» **DO THIS**
Exact repetition of every entry is required.

» **GIVEN RECORDS**

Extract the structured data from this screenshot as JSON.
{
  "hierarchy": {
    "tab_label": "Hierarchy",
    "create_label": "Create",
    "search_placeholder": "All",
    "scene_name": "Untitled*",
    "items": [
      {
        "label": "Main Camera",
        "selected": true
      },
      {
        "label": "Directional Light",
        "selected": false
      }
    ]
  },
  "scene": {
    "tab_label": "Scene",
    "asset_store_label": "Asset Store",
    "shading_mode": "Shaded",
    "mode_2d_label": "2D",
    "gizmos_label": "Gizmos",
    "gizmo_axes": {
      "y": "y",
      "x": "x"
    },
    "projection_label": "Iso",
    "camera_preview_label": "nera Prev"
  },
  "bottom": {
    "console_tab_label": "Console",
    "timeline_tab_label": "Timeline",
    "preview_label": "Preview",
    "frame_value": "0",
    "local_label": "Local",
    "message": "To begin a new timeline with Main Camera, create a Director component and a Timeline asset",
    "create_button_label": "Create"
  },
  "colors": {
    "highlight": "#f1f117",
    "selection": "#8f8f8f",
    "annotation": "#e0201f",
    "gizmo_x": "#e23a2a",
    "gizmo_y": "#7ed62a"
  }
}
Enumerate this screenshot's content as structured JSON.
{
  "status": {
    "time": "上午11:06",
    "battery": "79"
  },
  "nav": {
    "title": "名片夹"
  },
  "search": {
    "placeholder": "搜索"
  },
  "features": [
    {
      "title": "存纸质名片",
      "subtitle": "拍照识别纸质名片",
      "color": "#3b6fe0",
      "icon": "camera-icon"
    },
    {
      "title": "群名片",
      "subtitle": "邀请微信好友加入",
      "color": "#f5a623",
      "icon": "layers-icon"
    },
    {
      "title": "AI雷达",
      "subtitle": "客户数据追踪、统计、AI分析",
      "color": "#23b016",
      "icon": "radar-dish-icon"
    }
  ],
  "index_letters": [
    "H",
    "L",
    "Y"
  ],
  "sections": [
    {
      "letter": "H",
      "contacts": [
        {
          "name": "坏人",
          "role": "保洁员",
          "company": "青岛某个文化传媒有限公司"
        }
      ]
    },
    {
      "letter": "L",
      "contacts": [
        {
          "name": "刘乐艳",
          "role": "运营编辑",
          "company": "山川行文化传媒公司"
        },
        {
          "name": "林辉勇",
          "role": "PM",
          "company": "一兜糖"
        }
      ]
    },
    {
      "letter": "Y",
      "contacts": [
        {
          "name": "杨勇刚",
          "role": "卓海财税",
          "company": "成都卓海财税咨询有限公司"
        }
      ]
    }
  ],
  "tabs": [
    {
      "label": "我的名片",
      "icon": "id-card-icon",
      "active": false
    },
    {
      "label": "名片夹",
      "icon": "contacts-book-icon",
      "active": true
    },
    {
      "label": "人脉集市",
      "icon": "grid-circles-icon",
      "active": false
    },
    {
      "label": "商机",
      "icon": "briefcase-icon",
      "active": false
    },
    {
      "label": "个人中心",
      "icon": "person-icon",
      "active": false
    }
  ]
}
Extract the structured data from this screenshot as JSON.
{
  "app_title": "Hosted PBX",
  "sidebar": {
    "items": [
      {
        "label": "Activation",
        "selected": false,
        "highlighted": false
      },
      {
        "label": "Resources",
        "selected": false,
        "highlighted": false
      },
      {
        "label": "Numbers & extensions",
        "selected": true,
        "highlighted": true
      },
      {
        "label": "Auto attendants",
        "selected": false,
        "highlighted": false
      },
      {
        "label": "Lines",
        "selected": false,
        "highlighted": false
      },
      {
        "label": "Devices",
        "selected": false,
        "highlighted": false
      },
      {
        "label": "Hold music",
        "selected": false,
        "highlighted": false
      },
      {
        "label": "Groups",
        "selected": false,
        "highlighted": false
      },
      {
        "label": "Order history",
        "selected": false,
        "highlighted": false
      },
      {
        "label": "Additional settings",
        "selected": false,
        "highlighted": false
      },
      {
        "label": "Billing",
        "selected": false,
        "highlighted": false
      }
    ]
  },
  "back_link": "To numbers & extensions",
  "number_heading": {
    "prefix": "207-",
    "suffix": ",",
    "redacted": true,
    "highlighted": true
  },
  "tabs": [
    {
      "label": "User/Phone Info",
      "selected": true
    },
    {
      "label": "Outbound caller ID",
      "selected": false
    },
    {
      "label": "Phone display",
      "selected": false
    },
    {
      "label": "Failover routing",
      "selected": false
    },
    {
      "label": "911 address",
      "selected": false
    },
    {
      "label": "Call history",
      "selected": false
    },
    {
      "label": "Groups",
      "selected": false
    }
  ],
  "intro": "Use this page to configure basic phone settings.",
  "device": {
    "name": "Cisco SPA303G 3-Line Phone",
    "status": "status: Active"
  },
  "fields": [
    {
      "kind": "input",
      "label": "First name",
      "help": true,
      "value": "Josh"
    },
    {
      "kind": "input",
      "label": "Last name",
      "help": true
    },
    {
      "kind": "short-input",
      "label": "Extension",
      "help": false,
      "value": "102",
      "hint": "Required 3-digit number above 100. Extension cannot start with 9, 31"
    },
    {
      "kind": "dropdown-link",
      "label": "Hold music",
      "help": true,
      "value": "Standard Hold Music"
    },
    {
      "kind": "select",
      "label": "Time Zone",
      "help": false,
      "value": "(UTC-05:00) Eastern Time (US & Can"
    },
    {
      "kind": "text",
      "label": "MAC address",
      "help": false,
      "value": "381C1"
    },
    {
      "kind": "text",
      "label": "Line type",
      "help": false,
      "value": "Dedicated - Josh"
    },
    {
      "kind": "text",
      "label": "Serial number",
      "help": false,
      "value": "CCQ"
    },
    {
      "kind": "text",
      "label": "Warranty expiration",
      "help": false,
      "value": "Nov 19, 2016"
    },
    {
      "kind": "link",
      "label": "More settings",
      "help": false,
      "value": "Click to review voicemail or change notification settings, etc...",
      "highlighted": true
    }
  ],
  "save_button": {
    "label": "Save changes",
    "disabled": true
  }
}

» **OUTPUT FOR THIS EXERCISE**
Extract the structured data from this screenshot as JSON.
{
  "hierarchy": {
    "tab_label": "Hierarchy",
    "create_label": "Create",
    "search_placeholder": "All",
    "scene_name": "Untitled*",
    "items": [
      {
        "label": "Main Camera",
        "selected": true
      },
      {
        "label": "Directional Light",
        "selected": false
      }
    ]
  },
  "scene": {
    "tab_label": "Scene",
    "asset_store_label": "Asset Store",
    "shading_mode": "Shaded",
    "mode_2d_label": "2D",
    "gizmos_label": "Gizmos",
    "gizmo_axes": {
      "y": "y",
      "x": "x"
    },
    "projection_label": "Iso",
    "camera_preview_label": "nera Prev"
  },
  "bottom": {
    "console_tab_label": "Console",
    "timeline_tab_label": "Timeline",
    "preview_label": "Preview",
    "frame_value": "0",
    "local_label": "Local",
    "message": "To begin a new timeline with Main Camera, create a Director component and a Timeline asset",
    "create_button_label": "Create"
  },
  "colors": {
    "highlight": "#f1f117",
    "selection": "#8f8f8f",
    "annotation": "#e0201f",
    "gizmo_x": "#e23a2a",
    "gizmo_y": "#7ed62a"
  }
}
Enumerate this screenshot's content as structured JSON.
{
  "status": {
    "time": "上午11:06",
    "battery": "79"
  },
  "nav": {
    "title": "名片夹"
  },
  "search": {
    "placeholder": "搜索"
  },
  "features": [
    {
      "title": "存纸质名片",
      "subtitle": "拍照识别纸质名片",
      "color": "#3b6fe0",
      "icon": "camera-icon"
    },
    {
      "title": "群名片",
      "subtitle": "邀请微信好友加入",
      "color": "#f5a623",
      "icon": "layers-icon"
    },
    {
      "title": "AI雷达",
      "subtitle": "客户数据追踪、统计、AI分析",
      "color": "#23b016",
      "icon": "radar-dish-icon"
    }
  ],
  "index_letters": [
    "H",
    "L",
    "Y"
  ],
  "sections": [
    {
      "letter": "H",
      "contacts": [
        {
          "name": "坏人",
          "role": "保洁员",
          "company": "青岛某个文化传媒有限公司"
        }
      ]
    },
    {
      "letter": "L",
      "contacts": [
        {
          "name": "刘乐艳",
          "role": "运营编辑",
          "company": "山川行文化传媒公司"
        },
        {
          "name": "林辉勇",
          "role": "PM",
          "company": "一兜糖"
        }
      ]
    },
    {
      "letter": "Y",
      "contacts": [
        {
          "name": "杨勇刚",
          "role": "卓海财税",
          "company": "成都卓海财税咨询有限公司"
        }
      ]
    }
  ],
  "tabs": [
    {
      "label": "我的名片",
      "icon": "id-card-icon",
      "active": false
    },
    {
      "label": "名片夹",
      "icon": "contacts-book-icon",
      "active": true
    },
    {
      "label": "人脉集市",
      "icon": "grid-circles-icon",
      "active": false
    },
    {
      "label": "商机",
      "icon": "briefcase-icon",
      "active": false
    },
    {
      "label": "个人中心",
      "icon": "person-icon",
      "active": false
    }
  ]
}
Extract the structured data from this screenshot as JSON.
{
  "app_title": "Hosted PBX",
  "sidebar": {
    "items": [
      {
        "label": "Activation",
        "selected": false,
        "highlighted": false
      },
      {
        "label": "Resources",
        "selected": false,
        "highlighted": false
      },
      {
        "label": "Numbers & extensions",
        "selected": true,
        "highlighted": true
      },
      {
        "label": "Auto attendants",
        "selected": false,
        "highlighted": false
      },
      {
        "label": "Lines",
        "selected": false,
        "highlighted": false
      },
      {
        "label": "Devices",
        "selected": false,
        "highlighted": false
      },
      {
        "label": "Hold music",
        "selected": false,
        "highlighted": false
      },
      {
        "label": "Groups",
        "selected": false,
        "highlighted": false
      },
      {
        "label": "Order history",
        "selected": false,
        "highlighted": false
      },
      {
        "label": "Additional settings",
        "selected": false,
        "highlighted": false
      },
      {
        "label": "Billing",
        "selected": false,
        "highlighted": false
      }
    ]
  },
  "back_link": "To numbers & extensions",
  "number_heading": {
    "prefix": "207-",
    "suffix": ",",
    "redacted": true,
    "highlighted": true
  },
  "tabs": [
    {
      "label": "User/Phone Info",
      "selected": true
    },
    {
      "label": "Outbound caller ID",
      "selected": false
    },
    {
      "label": "Phone display",
      "selected": false
    },
    {
      "label": "Failover routing",
      "selected": false
    },
    {
      "label": "911 address",
      "selected": false
    },
    {
      "label": "Call history",
      "selected": false
    },
    {
      "label": "Groups",
      "selected": false
    }
  ],
  "intro": "Use this page to configure basic phone settings.",
  "device": {
    "name": "Cisco SPA303G 3-Line Phone",
    "status": "status: Active"
  },
  "fields": [
    {
      "kind": "input",
      "label": "First name",
      "help": true,
      "value": "Josh"
    },
    {
      "kind": "input",
      "label": "Last name",
      "help": true
    },
    {
      "kind": "short-input",
      "label": "Extension",
      "help": false,
      "value": "102",
      "hint": "Required 3-digit number above 100. Extension cannot start with 9, 31"
    },
    {
      "kind": "dropdown-link",
      "label": "Hold music",
      "help": true,
      "value": "Standard Hold Music"
    },
    {
      "kind": "select",
      "label": "Time Zone",
      "help": false,
      "value": "(UTC-05:00) Eastern Time (US & Can"
    },
    {
      "kind": "text",
      "label": "MAC address",
      "help": false,
      "value": "381C1"
    },
    {
      "kind": "text",
      "label": "Line type",
      "help": false,
      "value": "Dedicated - Josh"
    },
    {
      "kind": "text",
      "label": "Serial number",
      "help": false,
      "value": "CCQ"
    },
    {
      "kind": "text",
      "label": "Warranty expiration",
      "help": false,
      "value": "Nov 19, 2016"
    },
    {
      "kind": "link",
      "label": "More settings",
      "help": false,
      "value": "Click to review voicemail or change notification settings, etc...",
      "highlighted": true
    }
  ],
  "save_button": {
    "label": "Save changes",
    "disabled": true
  }
}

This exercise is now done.